** Exercise requirements **
From the listing below, pull each line that includes "Regndagar".

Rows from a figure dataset
......
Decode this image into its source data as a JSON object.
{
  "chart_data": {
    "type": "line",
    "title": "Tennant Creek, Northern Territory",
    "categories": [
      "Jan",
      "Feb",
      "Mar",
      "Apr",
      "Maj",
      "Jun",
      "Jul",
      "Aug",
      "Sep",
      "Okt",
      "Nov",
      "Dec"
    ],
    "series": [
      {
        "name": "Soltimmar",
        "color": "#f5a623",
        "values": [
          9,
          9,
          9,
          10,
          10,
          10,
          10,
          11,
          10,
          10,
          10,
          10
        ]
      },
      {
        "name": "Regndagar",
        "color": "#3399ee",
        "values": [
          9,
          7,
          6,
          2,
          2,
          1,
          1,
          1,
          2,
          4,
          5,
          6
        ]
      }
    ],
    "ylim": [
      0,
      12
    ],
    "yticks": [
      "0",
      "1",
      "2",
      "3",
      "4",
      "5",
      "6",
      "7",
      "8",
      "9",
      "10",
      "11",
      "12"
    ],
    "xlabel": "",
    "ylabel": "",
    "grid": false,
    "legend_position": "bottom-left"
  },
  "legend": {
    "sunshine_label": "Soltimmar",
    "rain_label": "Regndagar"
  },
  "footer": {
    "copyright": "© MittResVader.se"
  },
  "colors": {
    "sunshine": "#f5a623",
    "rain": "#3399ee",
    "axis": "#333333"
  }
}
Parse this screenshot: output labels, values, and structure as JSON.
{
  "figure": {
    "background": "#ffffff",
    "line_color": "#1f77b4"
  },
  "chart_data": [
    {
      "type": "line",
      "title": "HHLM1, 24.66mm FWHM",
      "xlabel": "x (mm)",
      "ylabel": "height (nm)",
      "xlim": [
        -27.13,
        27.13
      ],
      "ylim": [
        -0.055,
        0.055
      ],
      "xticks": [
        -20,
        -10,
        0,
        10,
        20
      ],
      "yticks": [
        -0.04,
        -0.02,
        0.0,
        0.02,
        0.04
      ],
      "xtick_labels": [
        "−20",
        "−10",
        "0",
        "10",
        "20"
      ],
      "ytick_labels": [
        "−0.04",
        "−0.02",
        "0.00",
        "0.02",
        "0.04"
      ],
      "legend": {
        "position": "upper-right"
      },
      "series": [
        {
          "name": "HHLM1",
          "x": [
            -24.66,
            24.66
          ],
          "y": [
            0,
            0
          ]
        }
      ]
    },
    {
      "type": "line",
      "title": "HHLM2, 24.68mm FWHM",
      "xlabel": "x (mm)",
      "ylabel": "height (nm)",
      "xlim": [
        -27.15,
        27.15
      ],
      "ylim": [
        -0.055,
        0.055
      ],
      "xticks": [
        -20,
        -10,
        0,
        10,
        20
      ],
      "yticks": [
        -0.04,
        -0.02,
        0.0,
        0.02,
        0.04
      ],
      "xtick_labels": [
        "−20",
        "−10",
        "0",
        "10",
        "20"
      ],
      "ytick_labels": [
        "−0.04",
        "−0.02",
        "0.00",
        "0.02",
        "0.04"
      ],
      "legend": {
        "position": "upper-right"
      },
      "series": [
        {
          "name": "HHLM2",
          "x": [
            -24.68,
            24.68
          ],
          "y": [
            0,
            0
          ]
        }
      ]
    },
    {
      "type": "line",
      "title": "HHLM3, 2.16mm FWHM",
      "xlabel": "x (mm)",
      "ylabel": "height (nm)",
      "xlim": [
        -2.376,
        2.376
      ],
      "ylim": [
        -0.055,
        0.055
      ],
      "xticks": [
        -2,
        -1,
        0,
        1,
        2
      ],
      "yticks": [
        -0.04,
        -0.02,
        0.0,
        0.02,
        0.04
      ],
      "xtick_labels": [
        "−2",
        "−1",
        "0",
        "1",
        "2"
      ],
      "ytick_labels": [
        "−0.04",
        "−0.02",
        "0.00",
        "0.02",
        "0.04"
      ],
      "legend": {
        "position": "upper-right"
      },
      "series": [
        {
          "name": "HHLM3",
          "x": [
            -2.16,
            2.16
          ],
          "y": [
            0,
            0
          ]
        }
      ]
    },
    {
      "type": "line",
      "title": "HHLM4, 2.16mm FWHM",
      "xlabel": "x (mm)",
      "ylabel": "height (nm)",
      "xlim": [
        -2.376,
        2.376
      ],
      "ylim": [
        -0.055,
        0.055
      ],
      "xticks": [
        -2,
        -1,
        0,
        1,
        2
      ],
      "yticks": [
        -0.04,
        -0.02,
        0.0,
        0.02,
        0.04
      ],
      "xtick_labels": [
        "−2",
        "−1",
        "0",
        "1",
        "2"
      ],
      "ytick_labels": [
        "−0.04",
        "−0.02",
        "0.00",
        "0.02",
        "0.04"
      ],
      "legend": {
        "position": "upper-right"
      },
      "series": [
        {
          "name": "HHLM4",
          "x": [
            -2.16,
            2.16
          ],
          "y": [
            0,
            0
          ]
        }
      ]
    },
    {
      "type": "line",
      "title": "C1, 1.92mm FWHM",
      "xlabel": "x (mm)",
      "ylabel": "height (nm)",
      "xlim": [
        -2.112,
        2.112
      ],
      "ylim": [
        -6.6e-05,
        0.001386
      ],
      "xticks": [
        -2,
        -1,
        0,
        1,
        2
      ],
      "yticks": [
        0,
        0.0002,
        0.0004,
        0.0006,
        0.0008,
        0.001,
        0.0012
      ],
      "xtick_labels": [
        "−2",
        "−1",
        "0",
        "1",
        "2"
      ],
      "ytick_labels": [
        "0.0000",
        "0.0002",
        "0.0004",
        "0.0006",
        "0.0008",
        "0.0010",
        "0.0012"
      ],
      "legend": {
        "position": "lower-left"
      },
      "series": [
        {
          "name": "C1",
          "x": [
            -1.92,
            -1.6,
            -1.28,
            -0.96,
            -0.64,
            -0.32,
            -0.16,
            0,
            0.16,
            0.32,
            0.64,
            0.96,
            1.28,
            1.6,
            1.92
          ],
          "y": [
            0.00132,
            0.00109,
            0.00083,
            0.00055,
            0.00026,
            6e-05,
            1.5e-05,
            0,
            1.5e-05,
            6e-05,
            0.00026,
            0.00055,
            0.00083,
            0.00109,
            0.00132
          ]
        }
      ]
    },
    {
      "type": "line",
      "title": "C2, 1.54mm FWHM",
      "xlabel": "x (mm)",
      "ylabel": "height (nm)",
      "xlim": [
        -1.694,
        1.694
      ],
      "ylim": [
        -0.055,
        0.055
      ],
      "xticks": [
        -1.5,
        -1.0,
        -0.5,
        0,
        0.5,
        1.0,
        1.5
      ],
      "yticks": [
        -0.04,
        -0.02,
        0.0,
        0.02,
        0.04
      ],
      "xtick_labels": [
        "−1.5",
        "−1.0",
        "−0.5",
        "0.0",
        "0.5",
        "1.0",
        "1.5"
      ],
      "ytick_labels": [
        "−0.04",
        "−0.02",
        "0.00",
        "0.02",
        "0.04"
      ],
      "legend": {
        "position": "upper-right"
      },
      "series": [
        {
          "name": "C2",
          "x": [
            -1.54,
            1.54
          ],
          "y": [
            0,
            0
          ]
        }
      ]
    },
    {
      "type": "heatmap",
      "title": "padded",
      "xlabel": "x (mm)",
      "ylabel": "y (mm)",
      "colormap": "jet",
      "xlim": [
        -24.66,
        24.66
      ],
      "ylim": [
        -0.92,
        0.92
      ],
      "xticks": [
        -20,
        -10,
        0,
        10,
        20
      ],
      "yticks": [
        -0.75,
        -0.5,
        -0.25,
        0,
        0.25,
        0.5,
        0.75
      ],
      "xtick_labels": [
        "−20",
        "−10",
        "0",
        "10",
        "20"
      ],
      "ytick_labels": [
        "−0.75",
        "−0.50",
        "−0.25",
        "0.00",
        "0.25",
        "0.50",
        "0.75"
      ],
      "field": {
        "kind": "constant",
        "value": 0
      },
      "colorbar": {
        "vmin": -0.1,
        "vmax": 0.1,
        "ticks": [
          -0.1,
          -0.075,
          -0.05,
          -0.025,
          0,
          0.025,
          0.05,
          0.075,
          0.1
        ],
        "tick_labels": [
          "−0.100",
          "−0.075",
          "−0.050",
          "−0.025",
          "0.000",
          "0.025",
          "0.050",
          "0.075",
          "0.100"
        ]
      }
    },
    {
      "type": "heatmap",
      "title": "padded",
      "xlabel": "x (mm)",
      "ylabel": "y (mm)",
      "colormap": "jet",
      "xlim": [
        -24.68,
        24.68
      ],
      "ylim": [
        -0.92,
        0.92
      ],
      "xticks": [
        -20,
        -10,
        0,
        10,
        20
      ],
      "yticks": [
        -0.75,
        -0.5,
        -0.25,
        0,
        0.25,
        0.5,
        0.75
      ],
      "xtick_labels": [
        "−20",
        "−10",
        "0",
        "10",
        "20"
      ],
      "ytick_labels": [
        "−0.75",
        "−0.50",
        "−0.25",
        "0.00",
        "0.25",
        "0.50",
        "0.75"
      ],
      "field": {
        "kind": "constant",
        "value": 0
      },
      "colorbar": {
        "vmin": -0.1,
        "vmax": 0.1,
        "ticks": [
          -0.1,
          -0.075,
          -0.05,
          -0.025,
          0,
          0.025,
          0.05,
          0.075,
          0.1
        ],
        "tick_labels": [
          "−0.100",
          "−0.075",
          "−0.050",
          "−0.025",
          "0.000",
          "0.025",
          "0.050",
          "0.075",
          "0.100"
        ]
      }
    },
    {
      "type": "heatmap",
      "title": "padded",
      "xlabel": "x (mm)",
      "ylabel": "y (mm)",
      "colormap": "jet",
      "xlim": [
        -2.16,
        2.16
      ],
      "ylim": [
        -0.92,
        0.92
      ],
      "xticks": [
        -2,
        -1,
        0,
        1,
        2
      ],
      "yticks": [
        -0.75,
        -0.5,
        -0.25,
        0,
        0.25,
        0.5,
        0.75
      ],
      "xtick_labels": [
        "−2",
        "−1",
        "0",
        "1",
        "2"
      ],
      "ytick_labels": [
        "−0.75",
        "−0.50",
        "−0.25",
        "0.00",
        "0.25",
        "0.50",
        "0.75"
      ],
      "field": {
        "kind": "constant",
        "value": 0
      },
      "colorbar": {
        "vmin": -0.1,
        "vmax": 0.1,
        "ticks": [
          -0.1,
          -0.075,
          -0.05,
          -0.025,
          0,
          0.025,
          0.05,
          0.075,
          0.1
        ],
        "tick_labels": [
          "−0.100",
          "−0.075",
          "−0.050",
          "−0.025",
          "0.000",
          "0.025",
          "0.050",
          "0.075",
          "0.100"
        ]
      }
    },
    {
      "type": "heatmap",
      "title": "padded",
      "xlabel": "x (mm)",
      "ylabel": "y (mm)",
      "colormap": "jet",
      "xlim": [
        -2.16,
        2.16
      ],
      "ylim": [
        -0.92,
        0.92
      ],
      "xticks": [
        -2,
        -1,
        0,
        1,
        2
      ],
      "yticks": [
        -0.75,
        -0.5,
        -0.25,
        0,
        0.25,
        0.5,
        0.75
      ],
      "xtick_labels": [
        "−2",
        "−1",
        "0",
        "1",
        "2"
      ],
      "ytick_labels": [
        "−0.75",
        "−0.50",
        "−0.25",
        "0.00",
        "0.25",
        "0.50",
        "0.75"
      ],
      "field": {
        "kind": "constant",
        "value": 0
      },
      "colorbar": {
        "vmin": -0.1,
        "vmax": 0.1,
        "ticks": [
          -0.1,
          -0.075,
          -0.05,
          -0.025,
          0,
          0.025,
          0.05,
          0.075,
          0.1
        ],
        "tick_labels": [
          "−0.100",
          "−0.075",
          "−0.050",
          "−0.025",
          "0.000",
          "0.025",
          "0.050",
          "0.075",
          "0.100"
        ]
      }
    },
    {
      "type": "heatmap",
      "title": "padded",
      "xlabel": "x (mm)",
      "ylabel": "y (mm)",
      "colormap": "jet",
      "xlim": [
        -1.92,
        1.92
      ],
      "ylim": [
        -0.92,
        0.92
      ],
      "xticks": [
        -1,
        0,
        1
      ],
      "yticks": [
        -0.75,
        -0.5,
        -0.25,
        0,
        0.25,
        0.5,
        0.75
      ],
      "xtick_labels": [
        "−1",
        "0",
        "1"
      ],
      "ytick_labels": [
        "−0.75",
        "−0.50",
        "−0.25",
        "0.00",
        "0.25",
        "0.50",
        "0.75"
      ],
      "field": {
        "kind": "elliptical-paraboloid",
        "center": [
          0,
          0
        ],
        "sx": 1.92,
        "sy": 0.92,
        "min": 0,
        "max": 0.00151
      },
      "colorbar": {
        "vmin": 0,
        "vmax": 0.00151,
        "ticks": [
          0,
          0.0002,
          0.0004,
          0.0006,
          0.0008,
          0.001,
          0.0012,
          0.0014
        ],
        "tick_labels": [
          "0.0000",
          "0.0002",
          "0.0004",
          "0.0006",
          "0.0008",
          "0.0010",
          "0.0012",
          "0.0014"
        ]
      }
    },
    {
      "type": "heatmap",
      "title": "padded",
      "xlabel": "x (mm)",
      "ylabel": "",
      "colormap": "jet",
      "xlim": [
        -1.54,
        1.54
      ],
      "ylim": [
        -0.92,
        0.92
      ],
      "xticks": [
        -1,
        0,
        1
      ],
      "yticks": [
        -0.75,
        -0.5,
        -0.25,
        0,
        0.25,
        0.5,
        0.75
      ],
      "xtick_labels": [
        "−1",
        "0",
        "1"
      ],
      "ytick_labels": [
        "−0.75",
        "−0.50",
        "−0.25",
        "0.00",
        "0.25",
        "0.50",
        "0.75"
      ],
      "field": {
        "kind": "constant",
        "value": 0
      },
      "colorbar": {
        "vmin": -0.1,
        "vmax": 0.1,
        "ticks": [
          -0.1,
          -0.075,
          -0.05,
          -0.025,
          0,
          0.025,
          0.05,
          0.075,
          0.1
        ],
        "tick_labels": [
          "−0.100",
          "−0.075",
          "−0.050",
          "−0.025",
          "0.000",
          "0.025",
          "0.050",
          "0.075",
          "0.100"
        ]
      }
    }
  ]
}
......
** Task answer **
        "name": "Regndagar",
    "rain_label": "Regndagar"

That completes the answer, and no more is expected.